(Data records)
------------------------
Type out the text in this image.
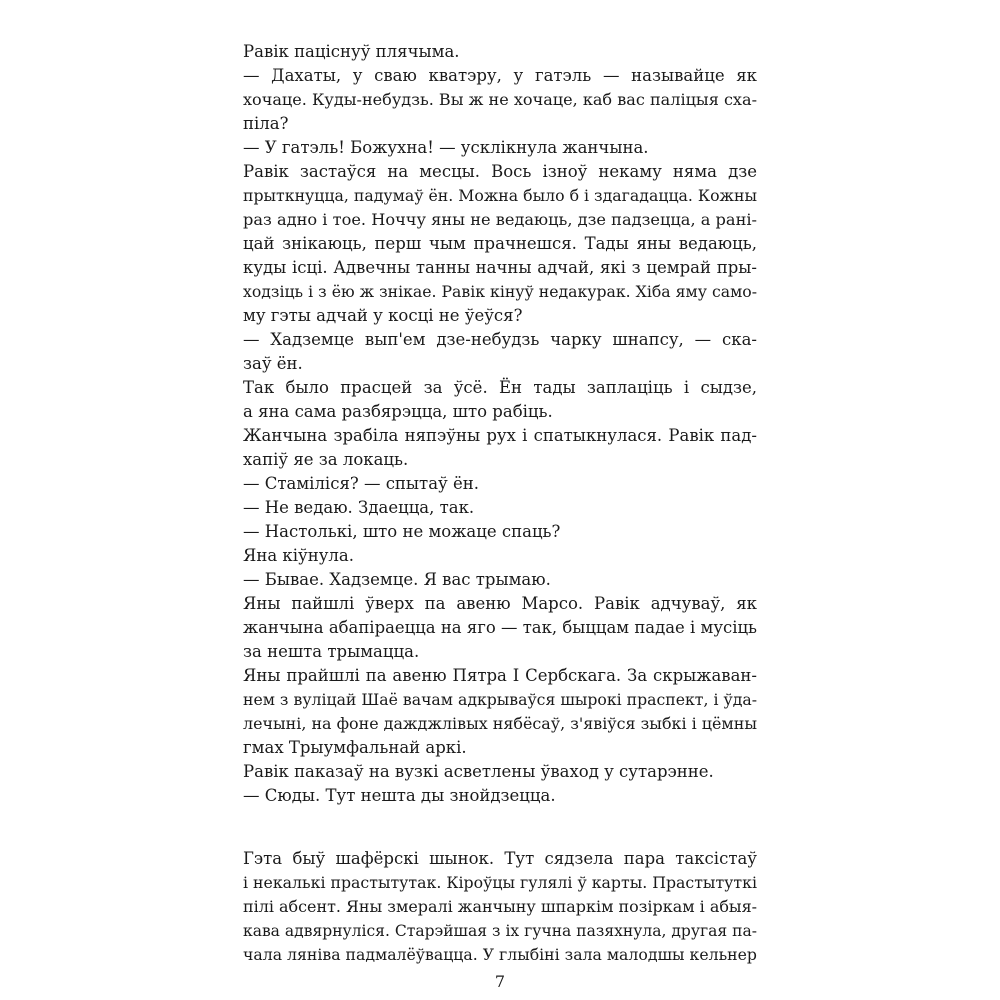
Равік пацiснуў плячыма.
— Дахаты, у сваю кватэру, у гатэль — называйце як
хочаце. Куды-небудзь. Вы ж не хочаце, каб вас паліцыя сха-
піла?
— У гатэль! Божухна! — усклікнула жанчына.
Равік застаўся на месцы. Вось ізноў некаму няма дзе
прыткнуцца, падумаў ён. Можна было б і здагадацца. Кожны
раз адно і тое. Ноччу яны не ведаюць, дзе падзецца, а рані-
цай знікаюць, перш чым прачнешся. Тады яны ведаюць,
куды ісці. Адвечны танны начны адчай, які з цемрай пры-
ходзіць і з ёю ж знікае. Равік кінуў недакурак. Хіба яму само-
му гэты адчай у косці не ўеўся?
— Хадземце вып'ем дзе-небудзь чарку шнапсу, — ска-
заў ён.
Так было прасцей за ўсё. Ён тады заплаціць і сыдзе,
а яна сама разбярэцца, што рабіць.
Жанчына зрабіла няпэўны рух і спатыкнулася. Равік пад-
хапіў яе за локаць.
— Стаміліся? — спытаў ён.
— Не ведаю. Здаецца, так.
— Настолькі, што не можаце спаць?
Яна кіўнула.
— Бывае. Хадземце. Я вас трымаю.
Яны пайшлі ўверх па авеню Марсо. Равік адчуваў, як
жанчына абапіраецца на яго — так, быццам падае і мусіць
за нешта трымацца.
Яны прайшлі па авеню Пятра I Сербскага. За скрыжаван-
нем з вуліцай Шаё вачам адкрываўся шырокі праспект, і ўда-
лечыні, на фоне дажджлівых нябёсаў, з'явіўся зыбкі і цёмны
гмах Трыумфальнай аркі.
Равік паказаў на вузкі асветлены ўваход у сутарэнне.
— Сюды. Тут нешта ды знойдзецца.
Гэта быў шафёрскі шынок. Тут сядзела пара таксістаў
і некалькі прастытутак. Кіроўцы гулялі ў карты. Прастытуткі
пілі абсент. Яны змералі жанчыну шпаркім позіркам і абыя-
кава адвярнуліся. Старэйшая з іх гучна пазяхнула, другая па-
чала лянiва падмалёўвацца. У глыбіні зала малодшы кельнер
7
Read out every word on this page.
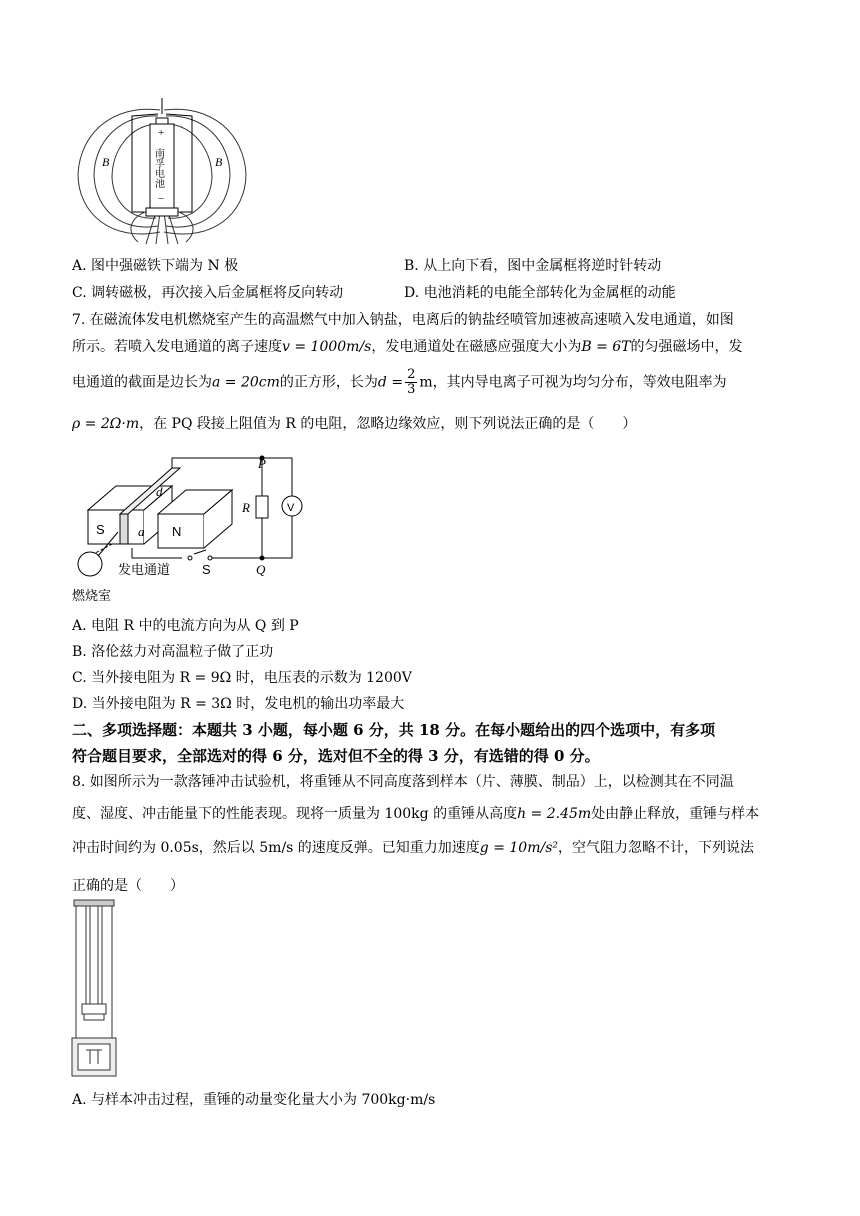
B	B
+
南孚电池
−
A. 图中强磁铁下端为 N 极	B. 从上向下看，图中金属框将逆时针转动
C. 调转磁极，再次接入后金属框将反向转动	D. 电池消耗的电能全部转化为金属框的动能
7. 在磁流体发电机燃烧室产生的高温燃气中加入钠盐，电离后的钠盐经喷管加速被高速喷入发电通道，如图
所示。若喷入发电通道的离子速度v = 1000m/s，发电通道处在磁感应强度大小为B = 6T的匀强磁场中，发
电通道的截面是边长为a = 20cm的正方形，长为$d = \frac{2}{3}$ m，其内导电离子可视为均匀分布，等效电阻率为
ρ = 2Ω·m，在 PQ 段接上阻值为 R 的电阻，忽略边缘效应，则下列说法正确的是（　　）
S	N
d
a
P
Q
R	V
S
发电通道
燃烧室
A. 电阻 R 中的电流方向为从 Q 到 P
B. 洛伦兹力对高温粒子做了正功
C. 当外接电阻为 R = 9Ω 时，电压表的示数为 1200V
D. 当外接电阻为 R = 3Ω 时，发电机的输出功率最大
二、多项选择题：本题共 3 小题，每小题 6 分，共 18 分。在每小题给出的四个选项中，有多项
符合题目要求，全部选对的得 6 分，选对但不全的得 3 分，有选错的得 0 分。
8. 如图所示为一款落锤冲击试验机，将重锤从不同高度落到样本（片、薄膜、制品）上，以检测其在不同温
度、湿度、冲击能量下的性能表现。现将一质量为 100kg 的重锤从高度h = 2.45m处由静止释放，重锤与样本
冲击时间约为 0.05s，然后以 5m/s 的速度反弹。已知重力加速度g = 10m/s²，空气阻力忽略不计，下列说法
正确的是（　　）
A. 与样本冲击过程，重锤的动量变化量大小为 700kg·m/s
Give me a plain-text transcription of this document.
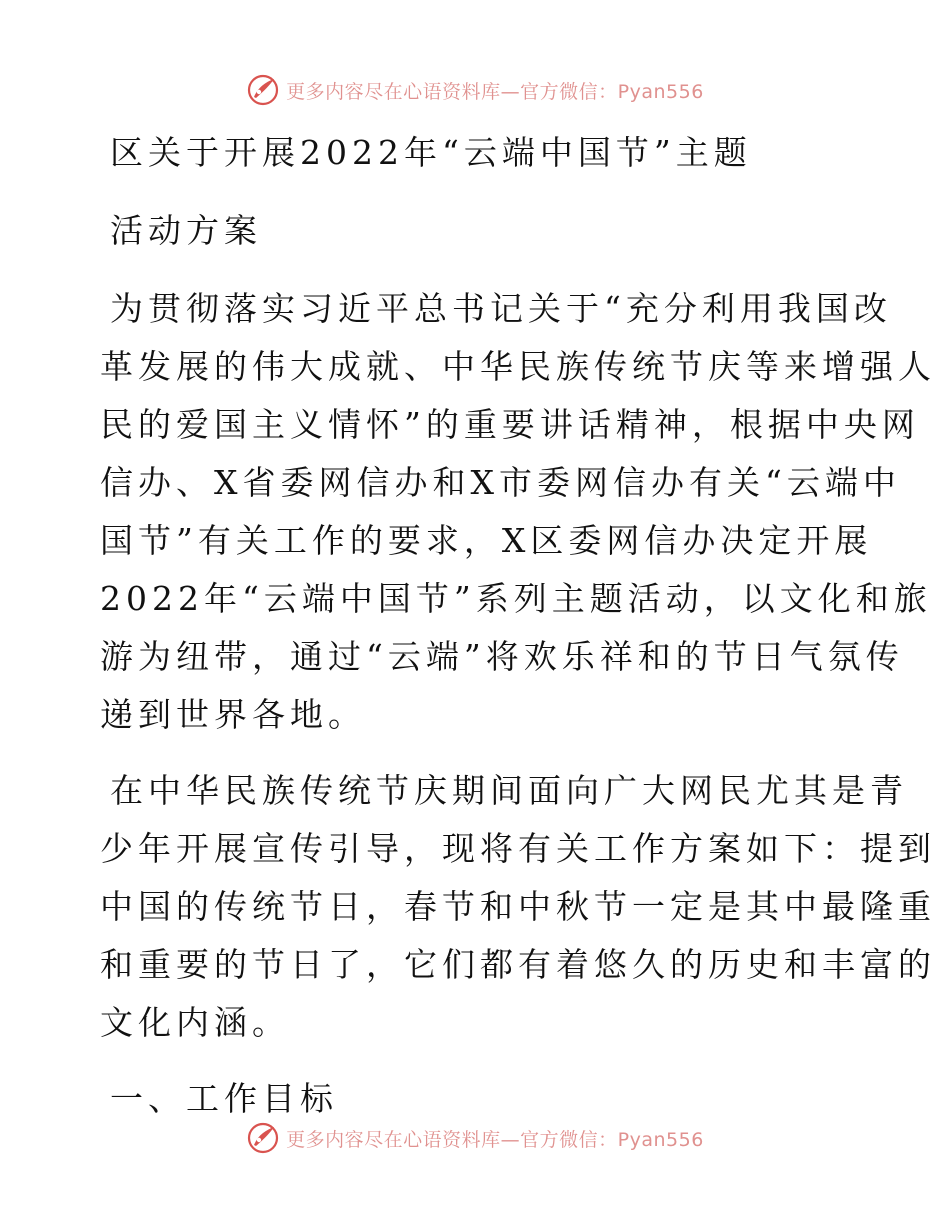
更多内容尽在心语资料库—官方微信：Pyan556

区关于开展2022年“云端中国节”主题

活动方案

为贯彻落实习近平总书记关于“充分利用我国改

革发展的伟大成就、中华民族传统节庆等来增强人

民的爱国主义情怀”的重要讲话精神，根据中央网

信办、X省委网信办和X市委网信办有关“云端中

国节”有关工作的要求，X区委网信办决定开展

2022年“云端中国节”系列主题活动，以文化和旅

游为纽带，通过“云端”将欢乐祥和的节日气氛传

递到世界各地。

在中华民族传统节庆期间面向广大网民尤其是青

少年开展宣传引导，现将有关工作方案如下：提到

中国的传统节日，春节和中秋节一定是其中最隆重

和重要的节日了，它们都有着悠久的历史和丰富的

文化内涵。

一、工作目标

更多内容尽在心语资料库—官方微信：Pyan556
------------------------
§ Challenge:
Lines that hold "ведаюць" are the ones to copy; find all of them.

§ Correct output:
раз адно і тое. Ноччу яны не ведаюць, дзе падзецца, а рані-
цай знікаюць, перш чым прачнешся. Тады яны ведаюць,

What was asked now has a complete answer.